PROBLEM REQUIREMENTS
An exact copy of the records is required, minus the pictures they hold.

---

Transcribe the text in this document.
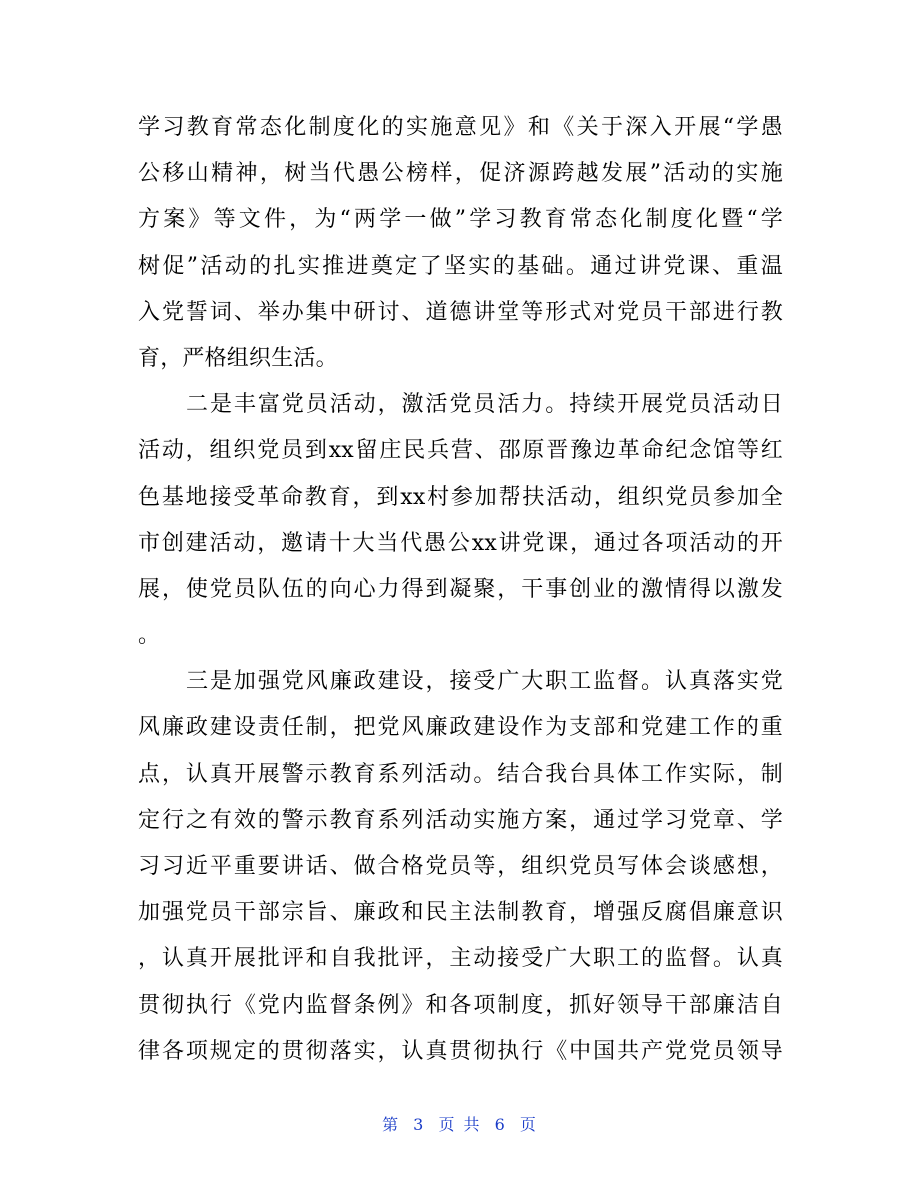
学习教育常态化制度化的实施意见》和《关于深入开展“学愚
公移山精神，树当代愚公榜样，促济源跨越发展”活动的实施
方案》等文件，为“两学一做”学习教育常态化制度化暨“学
树促”活动的扎实推进奠定了坚实的基础。通过讲党课、重温
入党誓词、举办集中研讨、道德讲堂等形式对党员干部进行教
育，严格组织生活。
二是丰富党员活动，激活党员活力。持续开展党员活动日
活动，组织党员到xx留庄民兵营、邵原晋豫边革命纪念馆等红
色基地接受革命教育，到xx村参加帮扶活动，组织党员参加全
市创建活动，邀请十大当代愚公xx讲党课，通过各项活动的开
展，使党员队伍的向心力得到凝聚，干事创业的激情得以激发
。
三是加强党风廉政建设，接受广大职工监督。认真落实党
风廉政建设责任制，把党风廉政建设作为支部和党建工作的重
点，认真开展警示教育系列活动。结合我台具体工作实际，制
定行之有效的警示教育系列活动实施方案，通过学习党章、学
习习近平重要讲话、做合格党员等，组织党员写体会谈感想，
加强党员干部宗旨、廉政和民主法制教育，增强反腐倡廉意识
，认真开展批评和自我批评，主动接受广大职工的监督。认真
贯彻执行《党内监督条例》和各项制度，抓好领导干部廉洁自
律各项规定的贯彻落实，认真贯彻执行《中国共产党党员领导
第 3 页 共 6 页
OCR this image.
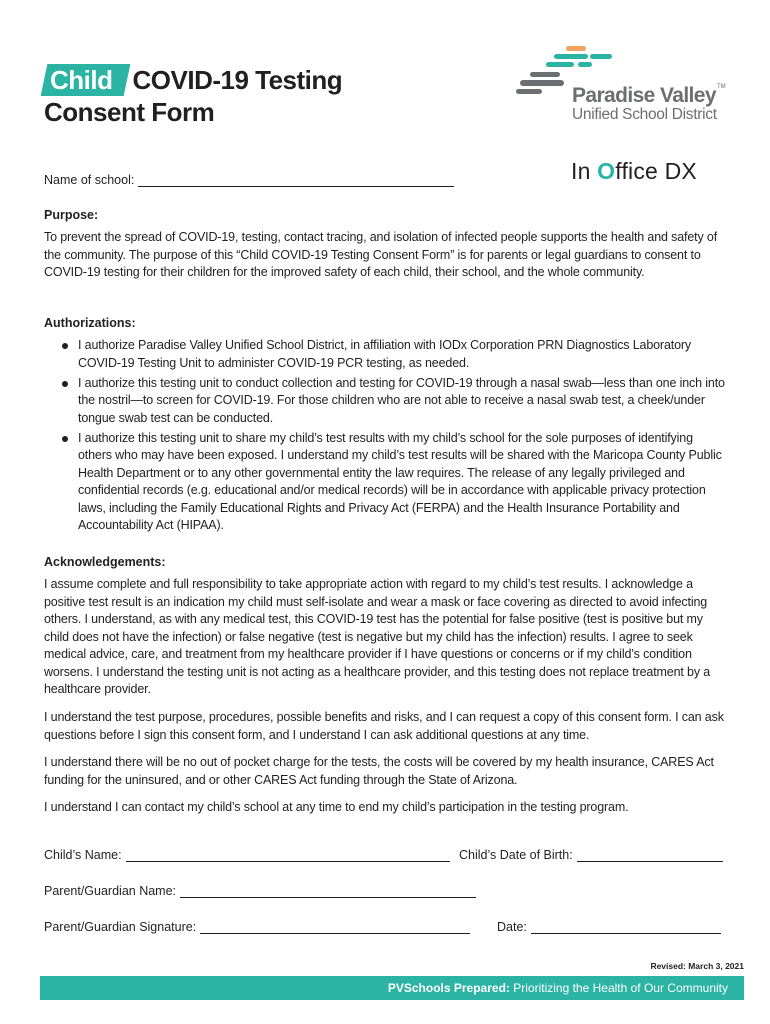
Child COVID-19 Testing
Consent Form
Paradise Valley TM
Unified School District
In Office DX
Name of school:
Purpose:
To prevent the spread of COVID-19, testing, contact tracing, and isolation of infected people supports the health and safety of the community. The purpose of this “Child COVID-19 Testing Consent Form” is for parents or legal guardians to consent to COVID-19 testing for their children for the improved safety of each child, their school, and the whole community.
Authorizations:
I authorize Paradise Valley Unified School District, in affiliation with IODx Corporation PRN Diagnostics Laboratory COVID-19 Testing Unit to administer COVID-19 PCR testing, as needed.
I authorize this testing unit to conduct collection and testing for COVID-19 through a nasal swab—less than one inch into the nostril—to screen for COVID-19. For those children who are not able to receive a nasal swab test, a cheek/under tongue swab test can be conducted.
I authorize this testing unit to share my child’s test results with my child’s school for the sole purposes of identifying others who may have been exposed. I understand my child’s test results will be shared with the Maricopa County Public Health Department or to any other governmental entity the law requires. The release of any legally privileged and confidential records (e.g. educational and/or medical records) will be in accordance with applicable privacy protection laws, including the Family Educational Rights and Privacy Act (FERPA) and the Health Insurance Portability and Accountability Act (HIPAA).
Acknowledgements:
I assume complete and full responsibility to take appropriate action with regard to my child’s test results. I acknowledge a positive test result is an indication my child must self-isolate and wear a mask or face covering as directed to avoid infecting others. I understand, as with any medical test, this COVID-19 test has the potential for false positive (test is positive but my child does not have the infection) or false negative (test is negative but my child has the infection) results. I agree to seek medical advice, care, and treatment from my healthcare provider if I have questions or concerns or if my child’s condition worsens. I understand the testing unit is not acting as a healthcare provider, and this testing does not replace treatment by a healthcare provider.
I understand the test purpose, procedures, possible benefits and risks, and I can request a copy of this consent form. I can ask questions before I sign this consent form, and I understand I can ask additional questions at any time.
I understand there will be no out of pocket charge for the tests, the costs will be covered by my health insurance, CARES Act funding for the uninsured, and or other CARES Act funding through the State of Arizona.
I understand I can contact my child’s school at any time to end my child’s participation in the testing program.
Child’s Name:	Child’s Date of Birth:
Parent/Guardian Name:
Parent/Guardian Signature:	Date:
Revised: March 3, 2021
PVSchools Prepared: Prioritizing the Health of Our Community
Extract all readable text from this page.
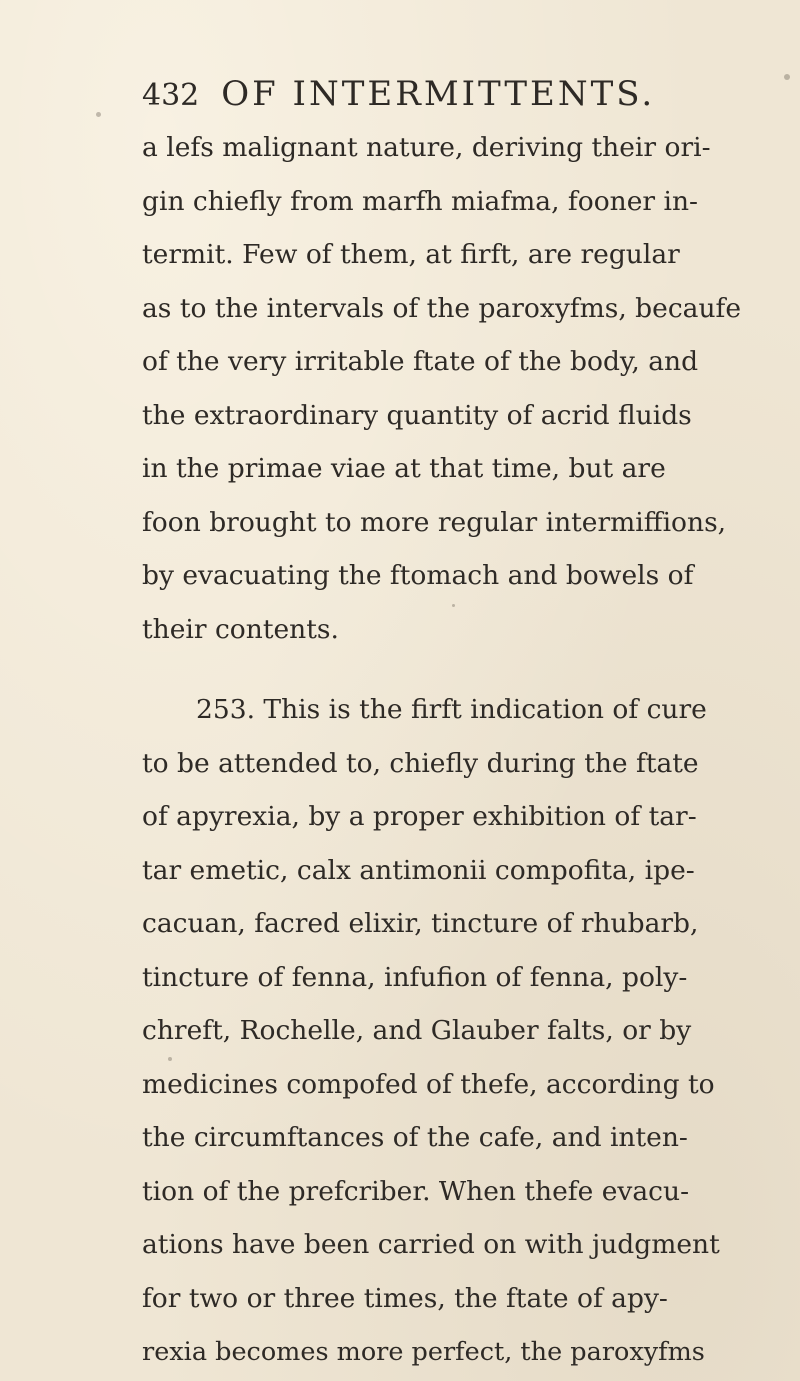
432 OF INTERMITTENTS.
a lefs malignant nature, deriving their ori-
gin chiefly from marfh miafma, fooner in-
termit. Few of them, at firft, are regular
as to the intervals of the paroxyfms, becaufe
of the very irritable ftate of the body, and
the extraordinary quantity of acrid fluids
in the primae viae at that time, but are
foon brought to more regular intermiffions,
by evacuating the ftomach and bowels of
their contents.
253. This is the firft indication of cure
to be attended to, chiefly during the ftate
of apyrexia, by a proper exhibition of tar-
tar emetic, calx antimonii compofita, ipe-
cacuan, facred elixir, tincture of rhubarb,
tincture of fenna, infufion of fenna, poly-
chreft, Rochelle, and Glauber falts, or by
medicines compofed of thefe, according to
the circumftances of the cafe, and inten-
tion of the prefcriber. When thefe evacu-
ations have been carried on with judgment
for two or three times, the ftate of apy-
rexia becomes more perfect, the paroxyfms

---

RESPONSE TO THIS EXERCISE
Transcribe the text in this document.
学习教育常态化制度化的实施意见》和《关于深入开展“学愚
公移山精神，树当代愚公榜样，促济源跨越发展”活动的实施
方案》等文件，为“两学一做”学习教育常态化制度化暨“学
树促”活动的扎实推进奠定了坚实的基础。通过讲党课、重温
入党誓词、举办集中研讨、道德讲堂等形式对党员干部进行教
育，严格组织生活。
二是丰富党员活动，激活党员活力。持续开展党员活动日
活动，组织党员到xx留庄民兵营、邵原晋豫边革命纪念馆等红
色基地接受革命教育，到xx村参加帮扶活动，组织党员参加全
市创建活动，邀请十大当代愚公xx讲党课，通过各项活动的开
展，使党员队伍的向心力得到凝聚，干事创业的激情得以激发
。
三是加强党风廉政建设，接受广大职工监督。认真落实党
风廉政建设责任制，把党风廉政建设作为支部和党建工作的重
点，认真开展警示教育系列活动。结合我台具体工作实际，制
定行之有效的警示教育系列活动实施方案，通过学习党章、学
习习近平重要讲话、做合格党员等，组织党员写体会谈感想，
加强党员干部宗旨、廉政和民主法制教育，增强反腐倡廉意识
，认真开展批评和自我批评，主动接受广大职工的监督。认真
贯彻执行《党内监督条例》和各项制度，抓好领导干部廉洁自
律各项规定的贯彻落实，认真贯彻执行《中国共产党党员领导
第 3 页 共 6 页
OCR this image.
Child COVID-19 Testing
Consent Form
Paradise Valley TM
Unified School District
In Office DX
Name of school:
Purpose:
To prevent the spread of COVID-19, testing, contact tracing, and isolation of infected people supports the health and safety of the community. The purpose of this “Child COVID-19 Testing Consent Form” is for parents or legal guardians to consent to COVID-19 testing for their children for the improved safety of each child, their school, and the whole community.
Authorizations:
I authorize Paradise Valley Unified School District, in affiliation with IODx Corporation PRN Diagnostics Laboratory COVID-19 Testing Unit to administer COVID-19 PCR testing, as needed.
I authorize this testing unit to conduct collection and testing for COVID-19 through a nasal swab—less than one inch into the nostril—to screen for COVID-19. For those children who are not able to receive a nasal swab test, a cheek/under tongue swab test can be conducted.
I authorize this testing unit to share my child’s test results with my child’s school for the sole purposes of identifying others who may have been exposed. I understand my child’s test results will be shared with the Maricopa County Public Health Department or to any other governmental entity the law requires. The release of any legally privileged and confidential records (e.g. educational and/or medical records) will be in accordance with applicable privacy protection laws, including the Family Educational Rights and Privacy Act (FERPA) and the Health Insurance Portability and Accountability Act (HIPAA).
Acknowledgements:
I assume complete and full responsibility to take appropriate action with regard to my child’s test results. I acknowledge a positive test result is an indication my child must self-isolate and wear a mask or face covering as directed to avoid infecting others. I understand, as with any medical test, this COVID-19 test has the potential for false positive (test is positive but my child does not have the infection) or false negative (test is negative but my child has the infection) results. I agree to seek medical advice, care, and treatment from my healthcare provider if I have questions or concerns or if my child’s condition worsens. I understand the testing unit is not acting as a healthcare provider, and this testing does not replace treatment by a healthcare provider.
I understand the test purpose, procedures, possible benefits and risks, and I can request a copy of this consent form. I can ask questions before I sign this consent form, and I understand I can ask additional questions at any time.
I understand there will be no out of pocket charge for the tests, the costs will be covered by my health insurance, CARES Act funding for the uninsured, and or other CARES Act funding through the State of Arizona.
I understand I can contact my child’s school at any time to end my child’s participation in the testing program.
Child’s Name:	Child’s Date of Birth:
Parent/Guardian Name:
Parent/Guardian Signature:	Date:
Revised: March 3, 2021
PVSchools Prepared: Prioritizing the Health of Our Community
Extract all readable text from this page.
432 OF INTERMITTENTS.
a lefs malignant nature, deriving their ori-
gin chiefly from marfh miafma, fooner in-
termit. Few of them, at firft, are regular
as to the intervals of the paroxyfms, becaufe
of the very irritable ftate of the body, and
the extraordinary quantity of acrid fluids
in the primae viae at that time, but are
foon brought to more regular intermiffions,
by evacuating the ftomach and bowels of
their contents.
253. This is the firft indication of cure
to be attended to, chiefly during the ftate
of apyrexia, by a proper exhibition of tar-
tar emetic, calx antimonii compofita, ipe-
cacuan, facred elixir, tincture of rhubarb,
tincture of fenna, infufion of fenna, poly-
chreft, Rochelle, and Glauber falts, or by
medicines compofed of thefe, according to
the circumftances of the cafe, and inten-
tion of the prefcriber. When thefe evacu-
ations have been carried on with judgment
for two or three times, the ftate of apy-
rexia becomes more perfect, the paroxyfms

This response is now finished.